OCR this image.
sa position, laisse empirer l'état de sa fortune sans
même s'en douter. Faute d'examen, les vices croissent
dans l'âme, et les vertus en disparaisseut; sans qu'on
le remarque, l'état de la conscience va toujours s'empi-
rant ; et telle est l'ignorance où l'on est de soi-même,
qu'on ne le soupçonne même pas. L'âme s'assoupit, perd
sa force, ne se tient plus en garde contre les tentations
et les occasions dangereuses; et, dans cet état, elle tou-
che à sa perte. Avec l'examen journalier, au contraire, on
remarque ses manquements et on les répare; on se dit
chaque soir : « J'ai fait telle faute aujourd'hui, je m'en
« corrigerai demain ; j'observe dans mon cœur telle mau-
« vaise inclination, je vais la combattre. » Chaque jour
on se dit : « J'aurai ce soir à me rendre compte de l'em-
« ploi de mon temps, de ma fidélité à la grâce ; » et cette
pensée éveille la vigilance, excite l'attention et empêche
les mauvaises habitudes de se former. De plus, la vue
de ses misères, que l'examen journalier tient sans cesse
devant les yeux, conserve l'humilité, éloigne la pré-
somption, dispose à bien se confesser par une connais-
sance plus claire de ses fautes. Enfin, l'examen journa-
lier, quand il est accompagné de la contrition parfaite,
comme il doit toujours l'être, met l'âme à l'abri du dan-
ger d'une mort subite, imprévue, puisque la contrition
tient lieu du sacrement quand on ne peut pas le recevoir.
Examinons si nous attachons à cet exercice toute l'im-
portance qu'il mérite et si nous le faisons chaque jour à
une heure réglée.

What the task asks => Filter the entries down to the lines containing "tient". Copy each of those lines.

Task output =>
sa force, ne se tient plus en garde contre les tentations
de ses misères, que l'examen journalier tient sans cesse
tient lieu du sacrement quand on ne peut pas le recevoir.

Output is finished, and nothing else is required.